=== AIM OF THE TASK ===
Reproduce the data exactly and drop any pictures it holds.

[Raw records]
————————

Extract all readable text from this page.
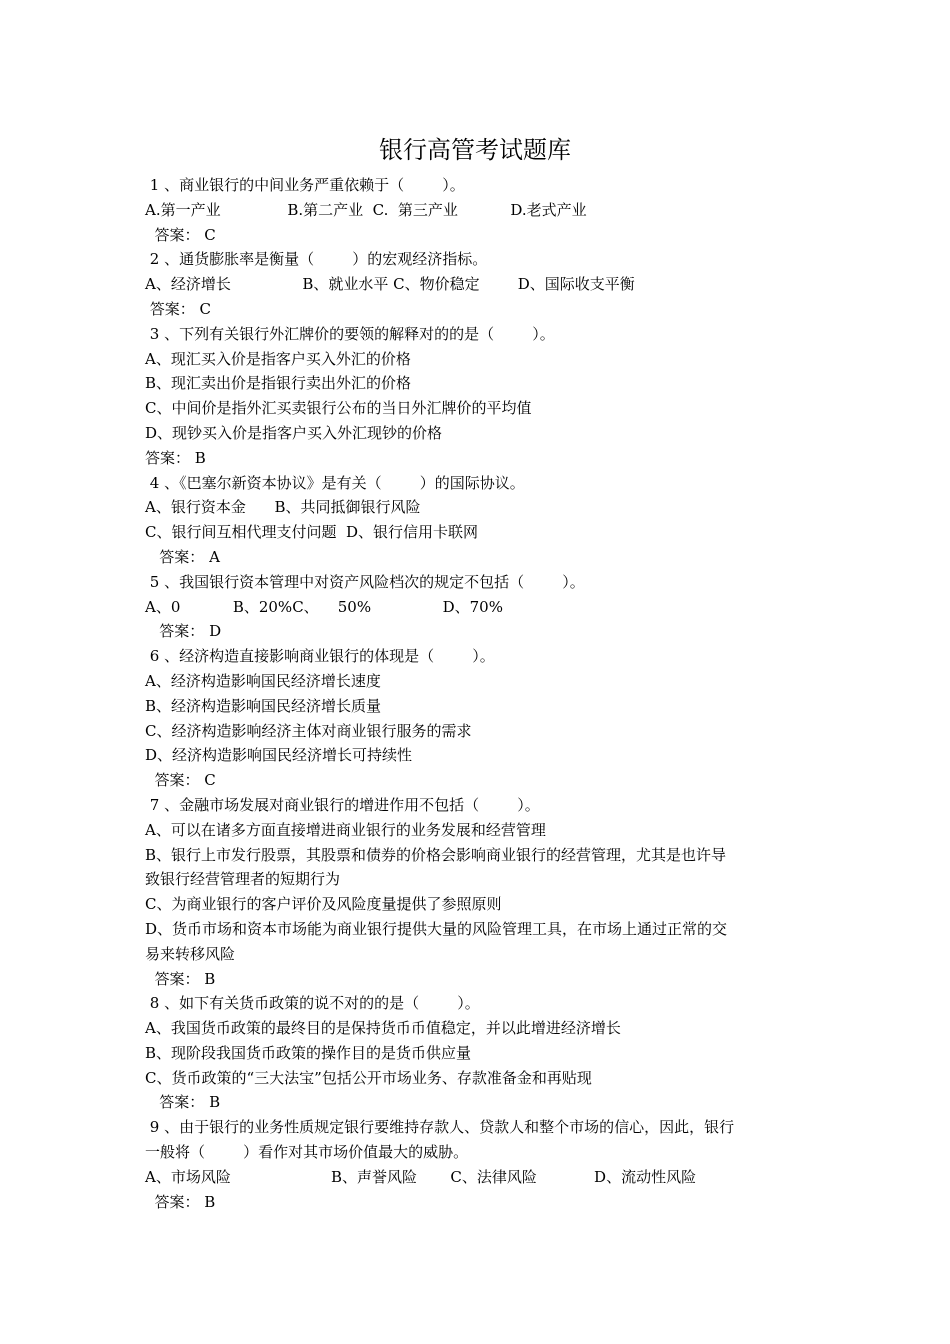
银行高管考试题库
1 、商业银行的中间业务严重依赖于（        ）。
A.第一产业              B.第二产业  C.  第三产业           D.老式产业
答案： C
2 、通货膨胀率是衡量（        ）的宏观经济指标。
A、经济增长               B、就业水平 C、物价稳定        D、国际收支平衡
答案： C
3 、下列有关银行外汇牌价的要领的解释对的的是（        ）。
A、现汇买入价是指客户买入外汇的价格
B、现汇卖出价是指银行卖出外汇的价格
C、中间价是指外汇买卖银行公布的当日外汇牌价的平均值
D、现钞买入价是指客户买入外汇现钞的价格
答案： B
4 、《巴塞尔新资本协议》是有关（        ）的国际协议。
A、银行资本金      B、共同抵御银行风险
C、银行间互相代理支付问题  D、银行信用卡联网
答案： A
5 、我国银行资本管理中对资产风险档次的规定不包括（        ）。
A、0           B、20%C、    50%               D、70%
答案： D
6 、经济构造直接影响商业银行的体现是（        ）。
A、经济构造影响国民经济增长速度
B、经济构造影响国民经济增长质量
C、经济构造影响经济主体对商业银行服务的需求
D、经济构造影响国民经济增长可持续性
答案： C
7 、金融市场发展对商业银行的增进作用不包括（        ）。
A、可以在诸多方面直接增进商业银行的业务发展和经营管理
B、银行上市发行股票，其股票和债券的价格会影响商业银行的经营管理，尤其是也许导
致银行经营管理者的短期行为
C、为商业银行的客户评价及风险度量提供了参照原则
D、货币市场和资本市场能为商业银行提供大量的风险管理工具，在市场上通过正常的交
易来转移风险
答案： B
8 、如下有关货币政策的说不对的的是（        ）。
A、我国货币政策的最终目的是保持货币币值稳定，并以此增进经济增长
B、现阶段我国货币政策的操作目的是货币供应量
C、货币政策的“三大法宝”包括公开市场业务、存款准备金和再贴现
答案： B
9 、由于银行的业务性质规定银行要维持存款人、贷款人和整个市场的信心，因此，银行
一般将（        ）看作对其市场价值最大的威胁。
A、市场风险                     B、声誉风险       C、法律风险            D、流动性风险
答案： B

————————

=== RESULT BELOW ===
Extract all readable text from this page.
银行高管考试题库
1 、商业银行的中间业务严重依赖于（        ）。
A.第一产业              B.第二产业  C.  第三产业           D.老式产业
答案： C
2 、通货膨胀率是衡量（        ）的宏观经济指标。
A、经济增长               B、就业水平 C、物价稳定        D、国际收支平衡
答案： C
3 、下列有关银行外汇牌价的要领的解释对的的是（        ）。
A、现汇买入价是指客户买入外汇的价格
B、现汇卖出价是指银行卖出外汇的价格
C、中间价是指外汇买卖银行公布的当日外汇牌价的平均值
D、现钞买入价是指客户买入外汇现钞的价格
答案： B
4 、《巴塞尔新资本协议》是有关（        ）的国际协议。
A、银行资本金      B、共同抵御银行风险
C、银行间互相代理支付问题  D、银行信用卡联网
答案： A
5 、我国银行资本管理中对资产风险档次的规定不包括（        ）。
A、0           B、20%C、    50%               D、70%
答案： D
6 、经济构造直接影响商业银行的体现是（        ）。
A、经济构造影响国民经济增长速度
B、经济构造影响国民经济增长质量
C、经济构造影响经济主体对商业银行服务的需求
D、经济构造影响国民经济增长可持续性
答案： C
7 、金融市场发展对商业银行的增进作用不包括（        ）。
A、可以在诸多方面直接增进商业银行的业务发展和经营管理
B、银行上市发行股票，其股票和债券的价格会影响商业银行的经营管理，尤其是也许导
致银行经营管理者的短期行为
C、为商业银行的客户评价及风险度量提供了参照原则
D、货币市场和资本市场能为商业银行提供大量的风险管理工具，在市场上通过正常的交
易来转移风险
答案： B
8 、如下有关货币政策的说不对的的是（        ）。
A、我国货币政策的最终目的是保持货币币值稳定，并以此增进经济增长
B、现阶段我国货币政策的操作目的是货币供应量
C、货币政策的“三大法宝”包括公开市场业务、存款准备金和再贴现
答案： B
9 、由于银行的业务性质规定银行要维持存款人、贷款人和整个市场的信心，因此，银行
一般将（        ）看作对其市场价值最大的威胁。
A、市场风险                     B、声誉风险       C、法律风险            D、流动性风险
答案： B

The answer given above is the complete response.